**Work to be completed:** Present the data once more in exactly its original form.

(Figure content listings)
########
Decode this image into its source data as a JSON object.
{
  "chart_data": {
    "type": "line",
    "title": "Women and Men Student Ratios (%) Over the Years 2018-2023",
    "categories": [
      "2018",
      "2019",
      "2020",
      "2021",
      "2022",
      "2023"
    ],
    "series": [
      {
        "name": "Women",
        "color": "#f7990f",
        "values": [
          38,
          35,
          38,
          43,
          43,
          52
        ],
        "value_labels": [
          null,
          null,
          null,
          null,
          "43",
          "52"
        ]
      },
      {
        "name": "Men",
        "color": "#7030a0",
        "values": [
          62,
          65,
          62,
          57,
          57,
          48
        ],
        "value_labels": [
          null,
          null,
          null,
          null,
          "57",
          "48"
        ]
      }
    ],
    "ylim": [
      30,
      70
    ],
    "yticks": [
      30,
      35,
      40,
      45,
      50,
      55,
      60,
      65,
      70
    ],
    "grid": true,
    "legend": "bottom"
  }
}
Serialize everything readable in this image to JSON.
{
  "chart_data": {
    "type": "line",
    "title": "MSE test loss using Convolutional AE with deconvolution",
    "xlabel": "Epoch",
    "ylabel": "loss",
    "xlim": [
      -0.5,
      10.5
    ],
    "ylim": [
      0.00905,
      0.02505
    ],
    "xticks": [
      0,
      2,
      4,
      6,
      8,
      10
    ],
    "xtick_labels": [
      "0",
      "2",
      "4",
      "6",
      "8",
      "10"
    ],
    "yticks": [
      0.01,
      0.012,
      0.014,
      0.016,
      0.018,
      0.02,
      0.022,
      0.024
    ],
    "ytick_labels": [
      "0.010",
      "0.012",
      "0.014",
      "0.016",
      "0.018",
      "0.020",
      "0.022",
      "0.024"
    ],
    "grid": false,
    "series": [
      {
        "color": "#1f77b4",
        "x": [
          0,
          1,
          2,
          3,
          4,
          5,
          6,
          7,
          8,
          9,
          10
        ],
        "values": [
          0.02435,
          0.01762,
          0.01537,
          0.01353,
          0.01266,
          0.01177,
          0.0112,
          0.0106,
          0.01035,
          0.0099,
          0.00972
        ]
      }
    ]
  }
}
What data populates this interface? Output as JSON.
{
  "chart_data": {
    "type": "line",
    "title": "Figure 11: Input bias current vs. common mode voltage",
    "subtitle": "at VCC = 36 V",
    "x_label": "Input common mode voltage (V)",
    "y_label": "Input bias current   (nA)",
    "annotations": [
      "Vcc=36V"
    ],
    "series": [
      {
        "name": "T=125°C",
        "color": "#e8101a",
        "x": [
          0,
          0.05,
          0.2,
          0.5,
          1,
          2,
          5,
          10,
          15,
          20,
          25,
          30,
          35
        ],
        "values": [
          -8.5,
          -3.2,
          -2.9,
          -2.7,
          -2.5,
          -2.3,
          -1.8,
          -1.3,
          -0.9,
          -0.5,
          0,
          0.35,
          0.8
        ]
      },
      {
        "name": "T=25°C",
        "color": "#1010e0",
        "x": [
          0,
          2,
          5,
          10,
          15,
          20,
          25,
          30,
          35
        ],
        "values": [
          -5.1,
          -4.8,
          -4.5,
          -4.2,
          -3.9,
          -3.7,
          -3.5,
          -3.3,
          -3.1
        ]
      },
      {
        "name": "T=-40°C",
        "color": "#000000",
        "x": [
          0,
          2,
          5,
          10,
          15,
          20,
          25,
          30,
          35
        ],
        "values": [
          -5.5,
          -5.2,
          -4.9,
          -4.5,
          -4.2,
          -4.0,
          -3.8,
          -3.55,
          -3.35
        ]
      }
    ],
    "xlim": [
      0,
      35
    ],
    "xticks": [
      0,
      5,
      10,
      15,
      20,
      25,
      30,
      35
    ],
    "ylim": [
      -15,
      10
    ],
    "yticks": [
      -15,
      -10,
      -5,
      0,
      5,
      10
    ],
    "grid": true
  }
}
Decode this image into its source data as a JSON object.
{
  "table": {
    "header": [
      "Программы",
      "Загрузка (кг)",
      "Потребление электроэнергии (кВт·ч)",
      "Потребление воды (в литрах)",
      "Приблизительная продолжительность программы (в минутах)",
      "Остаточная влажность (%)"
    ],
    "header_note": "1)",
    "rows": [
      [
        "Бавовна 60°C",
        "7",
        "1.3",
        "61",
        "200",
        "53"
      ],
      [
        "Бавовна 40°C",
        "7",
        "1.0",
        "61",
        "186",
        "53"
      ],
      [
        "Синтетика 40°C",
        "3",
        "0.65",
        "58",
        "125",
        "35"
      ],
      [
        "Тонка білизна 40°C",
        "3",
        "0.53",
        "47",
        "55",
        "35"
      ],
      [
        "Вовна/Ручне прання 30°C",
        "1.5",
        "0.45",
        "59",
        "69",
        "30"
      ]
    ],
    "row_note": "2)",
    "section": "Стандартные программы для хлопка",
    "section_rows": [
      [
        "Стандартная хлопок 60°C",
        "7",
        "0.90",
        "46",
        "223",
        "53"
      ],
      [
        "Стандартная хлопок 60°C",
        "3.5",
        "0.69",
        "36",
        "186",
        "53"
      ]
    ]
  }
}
########
**Complete output:**
Decode this image into its source data as a JSON object.
{
  "chart_data": {
    "type": "line",
    "title": "Women and Men Student Ratios (%) Over the Years 2018-2023",
    "categories": [
      "2018",
      "2019",
      "2020",
      "2021",
      "2022",
      "2023"
    ],
    "series": [
      {
        "name": "Women",
        "color": "#f7990f",
        "values": [
          38,
          35,
          38,
          43,
          43,
          52
        ],
        "value_labels": [
          null,
          null,
          null,
          null,
          "43",
          "52"
        ]
      },
      {
        "name": "Men",
        "color": "#7030a0",
        "values": [
          62,
          65,
          62,
          57,
          57,
          48
        ],
        "value_labels": [
          null,
          null,
          null,
          null,
          "57",
          "48"
        ]
      }
    ],
    "ylim": [
      30,
      70
    ],
    "yticks": [
      30,
      35,
      40,
      45,
      50,
      55,
      60,
      65,
      70
    ],
    "grid": true,
    "legend": "bottom"
  }
}
Serialize everything readable in this image to JSON.
{
  "chart_data": {
    "type": "line",
    "title": "MSE test loss using Convolutional AE with deconvolution",
    "xlabel": "Epoch",
    "ylabel": "loss",
    "xlim": [
      -0.5,
      10.5
    ],
    "ylim": [
      0.00905,
      0.02505
    ],
    "xticks": [
      0,
      2,
      4,
      6,
      8,
      10
    ],
    "xtick_labels": [
      "0",
      "2",
      "4",
      "6",
      "8",
      "10"
    ],
    "yticks": [
      0.01,
      0.012,
      0.014,
      0.016,
      0.018,
      0.02,
      0.022,
      0.024
    ],
    "ytick_labels": [
      "0.010",
      "0.012",
      "0.014",
      "0.016",
      "0.018",
      "0.020",
      "0.022",
      "0.024"
    ],
    "grid": false,
    "series": [
      {
        "color": "#1f77b4",
        "x": [
          0,
          1,
          2,
          3,
          4,
          5,
          6,
          7,
          8,
          9,
          10
        ],
        "values": [
          0.02435,
          0.01762,
          0.01537,
          0.01353,
          0.01266,
          0.01177,
          0.0112,
          0.0106,
          0.01035,
          0.0099,
          0.00972
        ]
      }
    ]
  }
}
What data populates this interface? Output as JSON.
{
  "chart_data": {
    "type": "line",
    "title": "Figure 11: Input bias current vs. common mode voltage",
    "subtitle": "at VCC = 36 V",
    "x_label": "Input common mode voltage (V)",
    "y_label": "Input bias current   (nA)",
    "annotations": [
      "Vcc=36V"
    ],
    "series": [
      {
        "name": "T=125°C",
        "color": "#e8101a",
        "x": [
          0,
          0.05,
          0.2,
          0.5,
          1,
          2,
          5,
          10,
          15,
          20,
          25,
          30,
          35
        ],
        "values": [
          -8.5,
          -3.2,
          -2.9,
          -2.7,
          -2.5,
          -2.3,
          -1.8,
          -1.3,
          -0.9,
          -0.5,
          0,
          0.35,
          0.8
        ]
      },
      {
        "name": "T=25°C",
        "color": "#1010e0",
        "x": [
          0,
          2,
          5,
          10,
          15,
          20,
          25,
          30,
          35
        ],
        "values": [
          -5.1,
          -4.8,
          -4.5,
          -4.2,
          -3.9,
          -3.7,
          -3.5,
          -3.3,
          -3.1
        ]
      },
      {
        "name": "T=-40°C",
        "color": "#000000",
        "x": [
          0,
          2,
          5,
          10,
          15,
          20,
          25,
          30,
          35
        ],
        "values": [
          -5.5,
          -5.2,
          -4.9,
          -4.5,
          -4.2,
          -4.0,
          -3.8,
          -3.55,
          -3.35
        ]
      }
    ],
    "xlim": [
      0,
      35
    ],
    "xticks": [
      0,
      5,
      10,
      15,
      20,
      25,
      30,
      35
    ],
    "ylim": [
      -15,
      10
    ],
    "yticks": [
      -15,
      -10,
      -5,
      0,
      5,
      10
    ],
    "grid": true
  }
}
Decode this image into its source data as a JSON object.
{
  "table": {
    "header": [
      "Программы",
      "Загрузка (кг)",
      "Потребление электроэнергии (кВт·ч)",
      "Потребление воды (в литрах)",
      "Приблизительная продолжительность программы (в минутах)",
      "Остаточная влажность (%)"
    ],
    "header_note": "1)",
    "rows": [
      [
        "Бавовна 60°C",
        "7",
        "1.3",
        "61",
        "200",
        "53"
      ],
      [
        "Бавовна 40°C",
        "7",
        "1.0",
        "61",
        "186",
        "53"
      ],
      [
        "Синтетика 40°C",
        "3",
        "0.65",
        "58",
        "125",
        "35"
      ],
      [
        "Тонка білизна 40°C",
        "3",
        "0.53",
        "47",
        "55",
        "35"
      ],
      [
        "Вовна/Ручне прання 30°C",
        "1.5",
        "0.45",
        "59",
        "69",
        "30"
      ]
    ],
    "row_note": "2)",
    "section": "Стандартные программы для хлопка",
    "section_rows": [
      [
        "Стандартная хлопок 60°C",
        "7",
        "0.90",
        "46",
        "223",
        "53"
      ],
      [
        "Стандартная хлопок 60°C",
        "3.5",
        "0.69",
        "36",
        "186",
        "53"
      ]
    ]
  }
}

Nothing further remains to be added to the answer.